Exercise details -
Please give the entries again in full and exactly, without any picture.
^^^^
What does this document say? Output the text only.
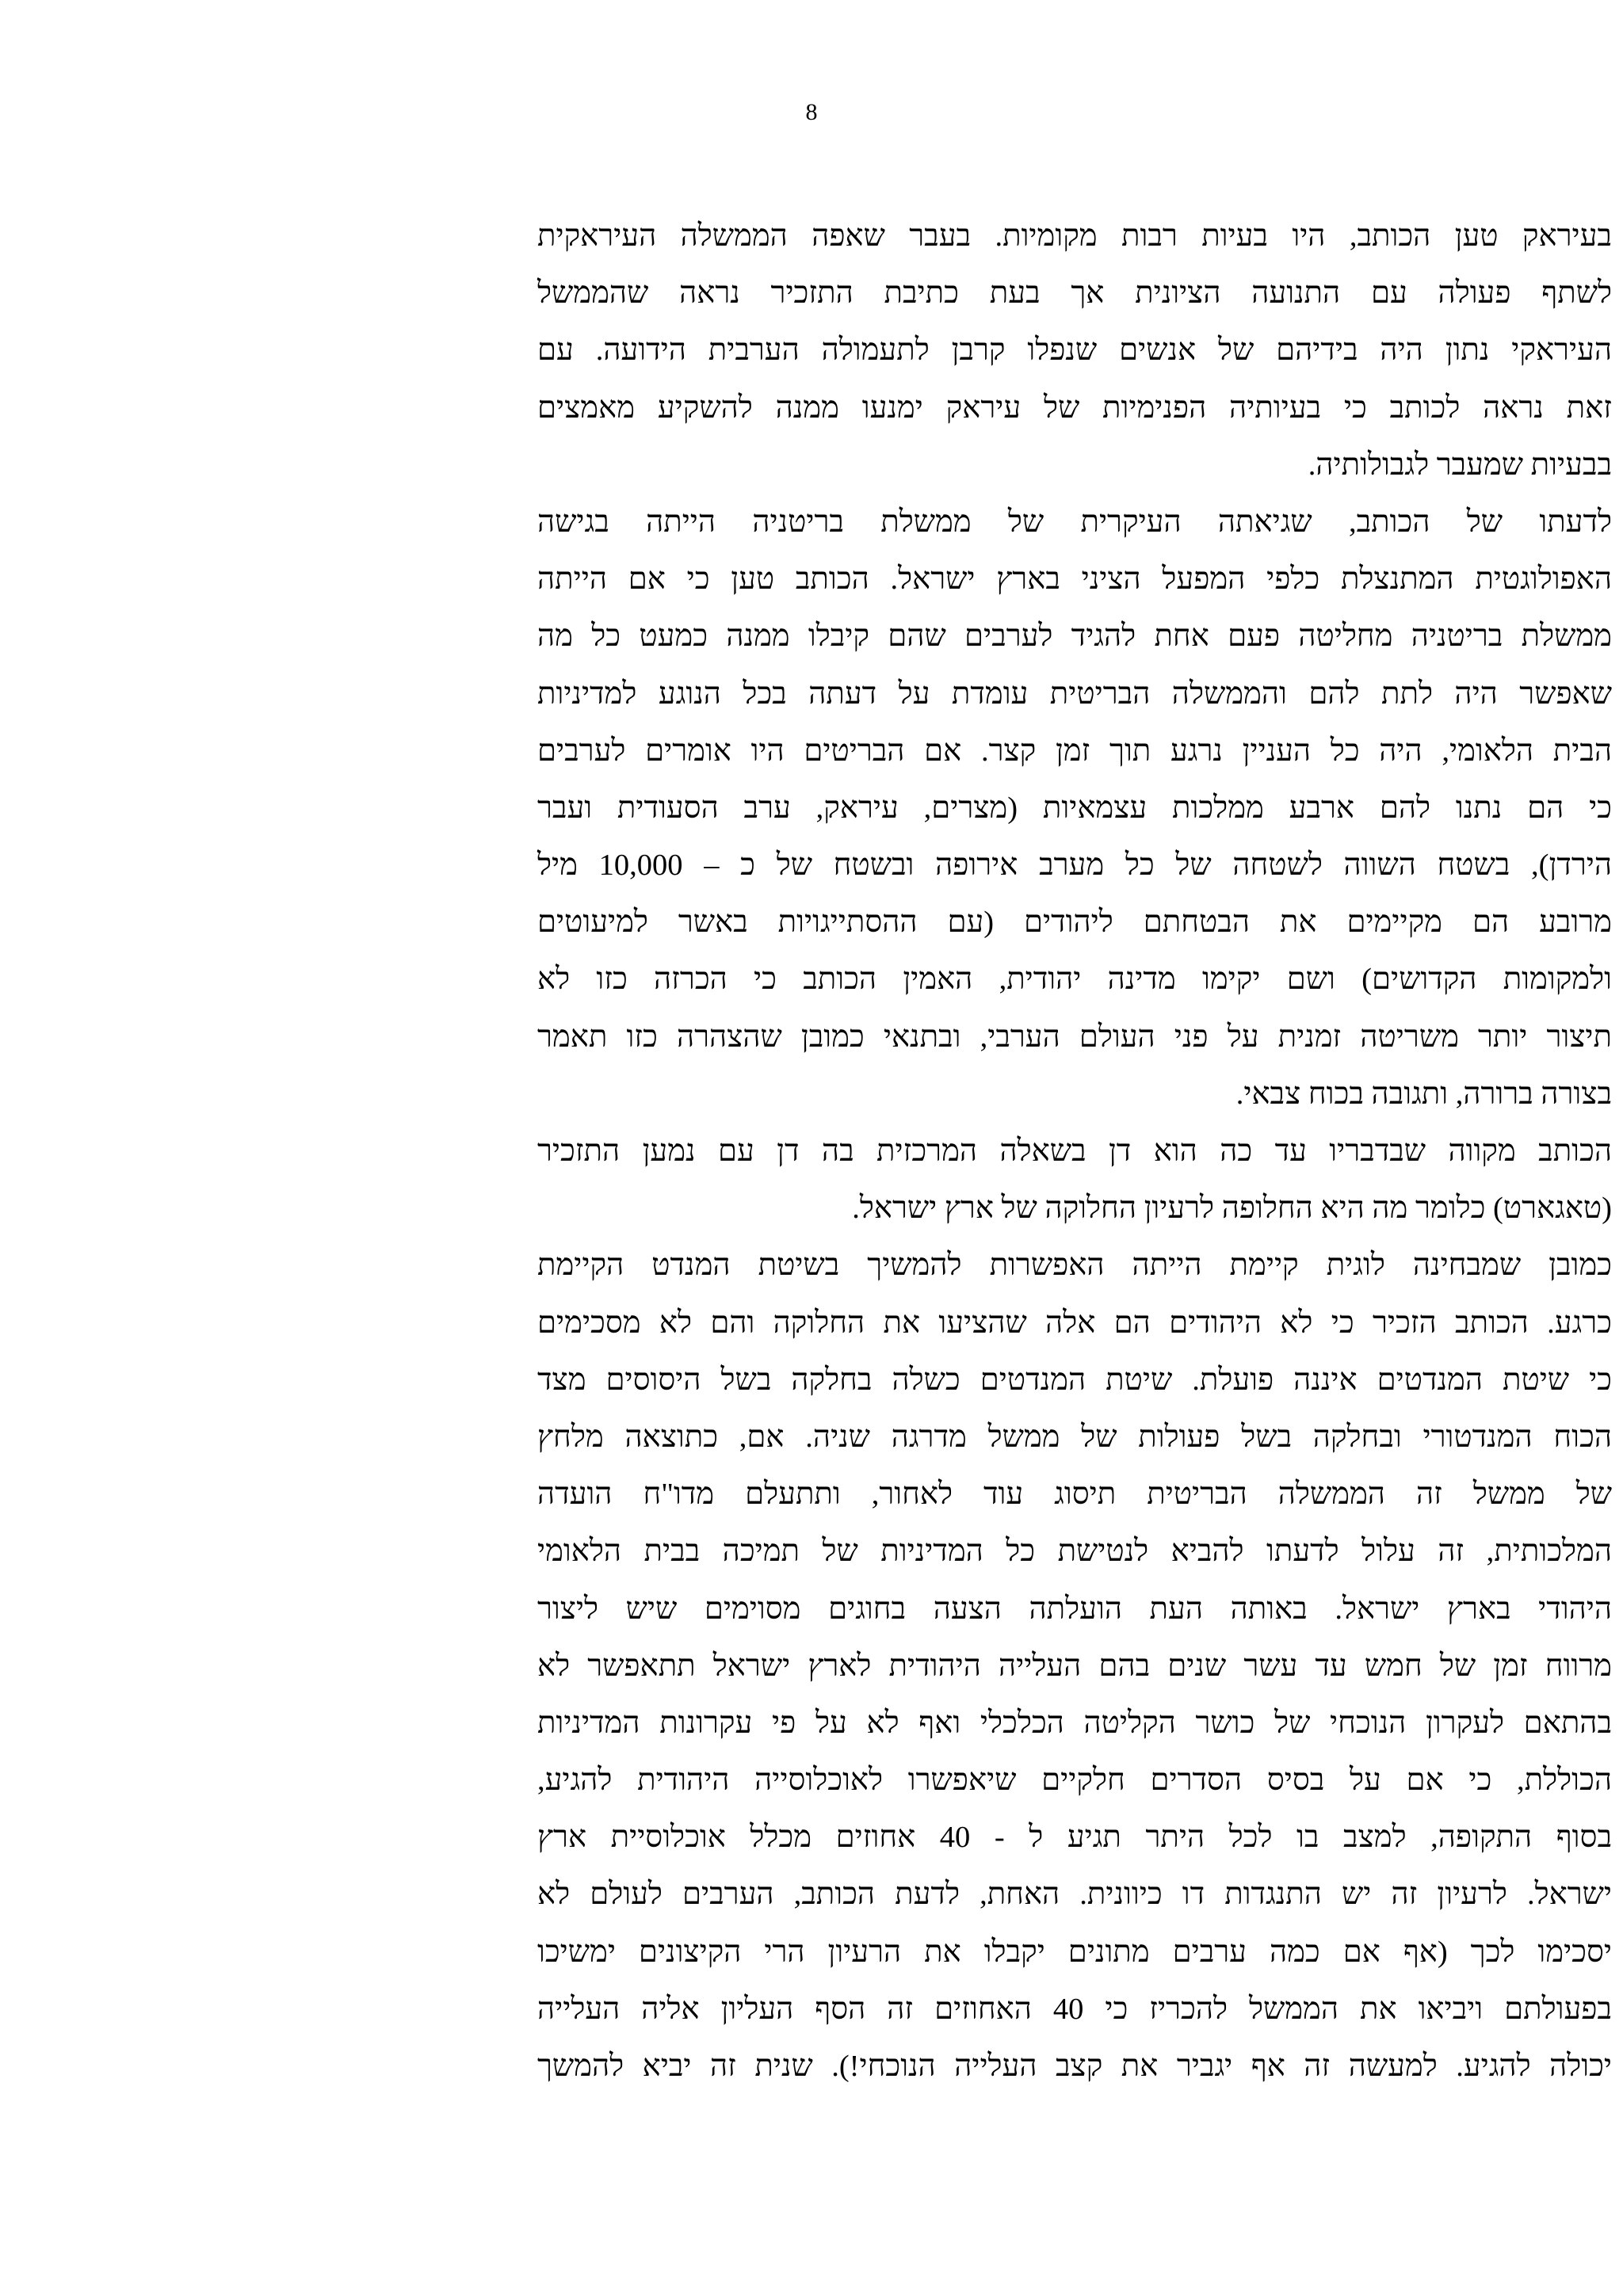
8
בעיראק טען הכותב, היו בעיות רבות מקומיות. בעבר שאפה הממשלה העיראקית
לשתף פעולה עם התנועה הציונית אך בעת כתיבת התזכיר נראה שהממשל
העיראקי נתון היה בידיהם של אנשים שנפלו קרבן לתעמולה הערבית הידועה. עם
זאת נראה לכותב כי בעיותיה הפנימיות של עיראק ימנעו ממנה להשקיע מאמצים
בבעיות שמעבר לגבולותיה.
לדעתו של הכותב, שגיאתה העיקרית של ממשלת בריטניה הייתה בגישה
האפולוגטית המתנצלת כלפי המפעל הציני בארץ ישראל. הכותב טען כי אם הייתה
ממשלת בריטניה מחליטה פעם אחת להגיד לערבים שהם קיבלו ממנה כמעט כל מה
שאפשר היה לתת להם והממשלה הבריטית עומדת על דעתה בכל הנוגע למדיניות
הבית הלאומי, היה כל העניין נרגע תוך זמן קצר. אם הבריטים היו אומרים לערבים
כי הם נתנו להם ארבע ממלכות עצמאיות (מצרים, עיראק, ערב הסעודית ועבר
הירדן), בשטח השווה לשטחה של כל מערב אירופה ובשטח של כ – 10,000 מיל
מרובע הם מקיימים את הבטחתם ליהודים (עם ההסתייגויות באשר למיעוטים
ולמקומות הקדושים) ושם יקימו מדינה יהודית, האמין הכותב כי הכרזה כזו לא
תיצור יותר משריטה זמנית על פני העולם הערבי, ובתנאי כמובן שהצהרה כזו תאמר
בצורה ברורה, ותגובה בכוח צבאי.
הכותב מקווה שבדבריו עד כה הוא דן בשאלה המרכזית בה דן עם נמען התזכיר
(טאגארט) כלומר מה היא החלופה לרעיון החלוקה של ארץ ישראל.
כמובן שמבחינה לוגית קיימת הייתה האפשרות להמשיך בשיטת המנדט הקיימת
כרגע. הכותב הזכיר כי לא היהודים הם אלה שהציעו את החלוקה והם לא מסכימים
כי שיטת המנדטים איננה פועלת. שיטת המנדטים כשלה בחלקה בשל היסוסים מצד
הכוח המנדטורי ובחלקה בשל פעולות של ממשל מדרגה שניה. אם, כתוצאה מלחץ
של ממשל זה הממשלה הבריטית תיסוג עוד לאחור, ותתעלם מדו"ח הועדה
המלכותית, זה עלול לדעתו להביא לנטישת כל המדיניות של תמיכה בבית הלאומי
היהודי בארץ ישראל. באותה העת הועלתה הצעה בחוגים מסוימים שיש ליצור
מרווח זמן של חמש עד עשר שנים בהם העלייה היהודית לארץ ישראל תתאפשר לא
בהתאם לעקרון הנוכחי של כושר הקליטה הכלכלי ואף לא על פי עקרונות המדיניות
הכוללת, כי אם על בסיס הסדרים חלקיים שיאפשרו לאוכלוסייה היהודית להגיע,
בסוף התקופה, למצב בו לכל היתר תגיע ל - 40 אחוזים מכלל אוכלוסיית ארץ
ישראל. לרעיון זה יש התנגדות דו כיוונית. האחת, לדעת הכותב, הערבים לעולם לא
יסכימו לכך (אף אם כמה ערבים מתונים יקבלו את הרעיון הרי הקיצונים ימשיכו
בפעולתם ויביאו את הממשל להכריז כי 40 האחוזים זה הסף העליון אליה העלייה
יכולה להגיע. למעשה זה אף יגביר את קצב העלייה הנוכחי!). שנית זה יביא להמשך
^^^^
Answer to this task -
What does this document say? Output the text only.
8
בעיראק טען הכותב, היו בעיות רבות מקומיות. בעבר שאפה הממשלה העיראקית
לשתף פעולה עם התנועה הציונית אך בעת כתיבת התזכיר נראה שהממשל
העיראקי נתון היה בידיהם של אנשים שנפלו קרבן לתעמולה הערבית הידועה. עם
זאת נראה לכותב כי בעיותיה הפנימיות של עיראק ימנעו ממנה להשקיע מאמצים
בבעיות שמעבר לגבולותיה.
לדעתו של הכותב, שגיאתה העיקרית של ממשלת בריטניה הייתה בגישה
האפולוגטית המתנצלת כלפי המפעל הציני בארץ ישראל. הכותב טען כי אם הייתה
ממשלת בריטניה מחליטה פעם אחת להגיד לערבים שהם קיבלו ממנה כמעט כל מה
שאפשר היה לתת להם והממשלה הבריטית עומדת על דעתה בכל הנוגע למדיניות
הבית הלאומי, היה כל העניין נרגע תוך זמן קצר. אם הבריטים היו אומרים לערבים
כי הם נתנו להם ארבע ממלכות עצמאיות (מצרים, עיראק, ערב הסעודית ועבר
הירדן), בשטח השווה לשטחה של כל מערב אירופה ובשטח של כ – 10,000 מיל
מרובע הם מקיימים את הבטחתם ליהודים (עם ההסתייגויות באשר למיעוטים
ולמקומות הקדושים) ושם יקימו מדינה יהודית, האמין הכותב כי הכרזה כזו לא
תיצור יותר משריטה זמנית על פני העולם הערבי, ובתנאי כמובן שהצהרה כזו תאמר
בצורה ברורה, ותגובה בכוח צבאי.
הכותב מקווה שבדבריו עד כה הוא דן בשאלה המרכזית בה דן עם נמען התזכיר
(טאגארט) כלומר מה היא החלופה לרעיון החלוקה של ארץ ישראל.
כמובן שמבחינה לוגית קיימת הייתה האפשרות להמשיך בשיטת המנדט הקיימת
כרגע. הכותב הזכיר כי לא היהודים הם אלה שהציעו את החלוקה והם לא מסכימים
כי שיטת המנדטים איננה פועלת. שיטת המנדטים כשלה בחלקה בשל היסוסים מצד
הכוח המנדטורי ובחלקה בשל פעולות של ממשל מדרגה שניה. אם, כתוצאה מלחץ
של ממשל זה הממשלה הבריטית תיסוג עוד לאחור, ותתעלם מדו"ח הועדה
המלכותית, זה עלול לדעתו להביא לנטישת כל המדיניות של תמיכה בבית הלאומי
היהודי בארץ ישראל. באותה העת הועלתה הצעה בחוגים מסוימים שיש ליצור
מרווח זמן של חמש עד עשר שנים בהם העלייה היהודית לארץ ישראל תתאפשר לא
בהתאם לעקרון הנוכחי של כושר הקליטה הכלכלי ואף לא על פי עקרונות המדיניות
הכוללת, כי אם על בסיס הסדרים חלקיים שיאפשרו לאוכלוסייה היהודית להגיע,
בסוף התקופה, למצב בו לכל היתר תגיע ל - 40 אחוזים מכלל אוכלוסיית ארץ
ישראל. לרעיון זה יש התנגדות דו כיוונית. האחת, לדעת הכותב, הערבים לעולם לא
יסכימו לכך (אף אם כמה ערבים מתונים יקבלו את הרעיון הרי הקיצונים ימשיכו
בפעולתם ויביאו את הממשל להכריז כי 40 האחוזים זה הסף העליון אליה העלייה
יכולה להגיע. למעשה זה אף יגביר את קצב העלייה הנוכחי!). שנית זה יביא להמשך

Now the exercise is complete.